(A run of records)
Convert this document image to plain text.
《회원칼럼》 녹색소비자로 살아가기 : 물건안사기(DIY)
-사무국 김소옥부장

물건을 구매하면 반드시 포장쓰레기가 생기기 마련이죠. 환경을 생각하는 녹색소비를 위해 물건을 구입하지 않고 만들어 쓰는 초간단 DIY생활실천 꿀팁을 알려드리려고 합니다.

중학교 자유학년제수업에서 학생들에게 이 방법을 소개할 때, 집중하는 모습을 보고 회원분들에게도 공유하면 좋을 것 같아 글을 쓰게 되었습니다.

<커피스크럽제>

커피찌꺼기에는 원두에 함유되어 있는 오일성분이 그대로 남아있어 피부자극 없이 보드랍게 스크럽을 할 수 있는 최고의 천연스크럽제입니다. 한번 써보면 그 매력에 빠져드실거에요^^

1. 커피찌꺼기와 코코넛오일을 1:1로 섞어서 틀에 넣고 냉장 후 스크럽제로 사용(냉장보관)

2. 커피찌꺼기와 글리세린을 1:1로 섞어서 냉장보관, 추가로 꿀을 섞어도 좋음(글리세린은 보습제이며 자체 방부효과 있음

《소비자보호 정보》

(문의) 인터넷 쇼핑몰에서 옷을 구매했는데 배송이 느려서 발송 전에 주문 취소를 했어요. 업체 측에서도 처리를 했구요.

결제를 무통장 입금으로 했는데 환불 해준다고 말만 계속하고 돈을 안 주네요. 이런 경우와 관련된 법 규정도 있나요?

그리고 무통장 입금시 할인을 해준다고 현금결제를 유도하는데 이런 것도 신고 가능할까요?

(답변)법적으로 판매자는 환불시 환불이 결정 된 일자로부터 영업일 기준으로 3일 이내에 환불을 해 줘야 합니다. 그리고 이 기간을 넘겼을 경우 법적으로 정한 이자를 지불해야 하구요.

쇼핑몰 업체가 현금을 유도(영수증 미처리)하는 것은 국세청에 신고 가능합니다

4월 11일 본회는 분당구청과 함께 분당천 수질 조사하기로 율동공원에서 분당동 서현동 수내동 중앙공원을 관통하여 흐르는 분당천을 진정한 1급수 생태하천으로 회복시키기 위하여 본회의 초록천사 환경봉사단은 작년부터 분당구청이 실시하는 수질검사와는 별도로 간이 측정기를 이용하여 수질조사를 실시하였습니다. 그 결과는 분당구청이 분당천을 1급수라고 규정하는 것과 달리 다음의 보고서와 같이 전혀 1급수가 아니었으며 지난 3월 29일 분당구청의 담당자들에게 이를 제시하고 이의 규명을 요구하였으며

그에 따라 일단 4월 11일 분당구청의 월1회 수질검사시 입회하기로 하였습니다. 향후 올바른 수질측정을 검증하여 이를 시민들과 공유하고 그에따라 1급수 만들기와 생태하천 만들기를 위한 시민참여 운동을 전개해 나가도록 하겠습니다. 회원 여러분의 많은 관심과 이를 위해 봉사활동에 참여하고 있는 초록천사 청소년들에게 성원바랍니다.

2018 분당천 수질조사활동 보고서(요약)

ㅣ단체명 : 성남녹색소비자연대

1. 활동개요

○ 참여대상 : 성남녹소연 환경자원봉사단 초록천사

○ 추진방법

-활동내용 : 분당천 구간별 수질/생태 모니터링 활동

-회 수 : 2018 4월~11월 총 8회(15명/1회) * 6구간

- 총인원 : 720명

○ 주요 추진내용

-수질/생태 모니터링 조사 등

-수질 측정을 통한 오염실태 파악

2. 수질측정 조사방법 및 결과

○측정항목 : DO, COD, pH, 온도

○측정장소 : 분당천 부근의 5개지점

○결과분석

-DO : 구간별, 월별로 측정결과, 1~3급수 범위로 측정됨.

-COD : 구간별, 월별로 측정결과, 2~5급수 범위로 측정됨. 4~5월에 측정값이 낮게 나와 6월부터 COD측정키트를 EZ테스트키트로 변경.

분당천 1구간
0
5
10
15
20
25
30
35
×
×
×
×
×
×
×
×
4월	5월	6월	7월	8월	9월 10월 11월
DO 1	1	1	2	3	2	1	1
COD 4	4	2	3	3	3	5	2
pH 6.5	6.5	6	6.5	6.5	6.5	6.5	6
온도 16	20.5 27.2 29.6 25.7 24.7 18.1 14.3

YOUR GOAL
Each record above should be returned exactly as it appears.

SOLUTION TO THIS TASK
Convert this document image to plain text.
《회원칼럼》 녹색소비자로 살아가기 : 물건안사기(DIY)
-사무국 김소옥부장

물건을 구매하면 반드시 포장쓰레기가 생기기 마련이죠. 환경을 생각하는 녹색소비를 위해 물건을 구입하지 않고 만들어 쓰는 초간단 DIY생활실천 꿀팁을 알려드리려고 합니다.

중학교 자유학년제수업에서 학생들에게 이 방법을 소개할 때, 집중하는 모습을 보고 회원분들에게도 공유하면 좋을 것 같아 글을 쓰게 되었습니다.

<커피스크럽제>

커피찌꺼기에는 원두에 함유되어 있는 오일성분이 그대로 남아있어 피부자극 없이 보드랍게 스크럽을 할 수 있는 최고의 천연스크럽제입니다. 한번 써보면 그 매력에 빠져드실거에요^^

1. 커피찌꺼기와 코코넛오일을 1:1로 섞어서 틀에 넣고 냉장 후 스크럽제로 사용(냉장보관)

2. 커피찌꺼기와 글리세린을 1:1로 섞어서 냉장보관, 추가로 꿀을 섞어도 좋음(글리세린은 보습제이며 자체 방부효과 있음

《소비자보호 정보》

(문의) 인터넷 쇼핑몰에서 옷을 구매했는데 배송이 느려서 발송 전에 주문 취소를 했어요. 업체 측에서도 처리를 했구요.

결제를 무통장 입금으로 했는데 환불 해준다고 말만 계속하고 돈을 안 주네요. 이런 경우와 관련된 법 규정도 있나요?

그리고 무통장 입금시 할인을 해준다고 현금결제를 유도하는데 이런 것도 신고 가능할까요?

(답변)법적으로 판매자는 환불시 환불이 결정 된 일자로부터 영업일 기준으로 3일 이내에 환불을 해 줘야 합니다. 그리고 이 기간을 넘겼을 경우 법적으로 정한 이자를 지불해야 하구요.

쇼핑몰 업체가 현금을 유도(영수증 미처리)하는 것은 국세청에 신고 가능합니다

4월 11일 본회는 분당구청과 함께 분당천 수질 조사하기로 율동공원에서 분당동 서현동 수내동 중앙공원을 관통하여 흐르는 분당천을 진정한 1급수 생태하천으로 회복시키기 위하여 본회의 초록천사 환경봉사단은 작년부터 분당구청이 실시하는 수질검사와는 별도로 간이 측정기를 이용하여 수질조사를 실시하였습니다. 그 결과는 분당구청이 분당천을 1급수라고 규정하는 것과 달리 다음의 보고서와 같이 전혀 1급수가 아니었으며 지난 3월 29일 분당구청의 담당자들에게 이를 제시하고 이의 규명을 요구하였으며

그에 따라 일단 4월 11일 분당구청의 월1회 수질검사시 입회하기로 하였습니다. 향후 올바른 수질측정을 검증하여 이를 시민들과 공유하고 그에따라 1급수 만들기와 생태하천 만들기를 위한 시민참여 운동을 전개해 나가도록 하겠습니다. 회원 여러분의 많은 관심과 이를 위해 봉사활동에 참여하고 있는 초록천사 청소년들에게 성원바랍니다.

2018 분당천 수질조사활동 보고서(요약)

ㅣ단체명 : 성남녹색소비자연대

1. 활동개요

○ 참여대상 : 성남녹소연 환경자원봉사단 초록천사

○ 추진방법

-활동내용 : 분당천 구간별 수질/생태 모니터링 활동

-회 수 : 2018 4월~11월 총 8회(15명/1회) * 6구간

- 총인원 : 720명

○ 주요 추진내용

-수질/생태 모니터링 조사 등

-수질 측정을 통한 오염실태 파악

2. 수질측정 조사방법 및 결과

○측정항목 : DO, COD, pH, 온도

○측정장소 : 분당천 부근의 5개지점

○결과분석

-DO : 구간별, 월별로 측정결과, 1~3급수 범위로 측정됨.

-COD : 구간별, 월별로 측정결과, 2~5급수 범위로 측정됨. 4~5월에 측정값이 낮게 나와 6월부터 COD측정키트를 EZ테스트키트로 변경.

분당천 1구간
0
5
10
15
20
25
30
35
×
×
×
×
×
×
×
×
4월	5월	6월	7월	8월	9월 10월 11월
DO 1	1	1	2	3	2	1	1
COD 4	4	2	3	3	3	5	2
pH 6.5	6.5	6	6.5	6.5	6.5	6.5	6
온도 16	20.5 27.2 29.6 25.7 24.7 18.1 14.3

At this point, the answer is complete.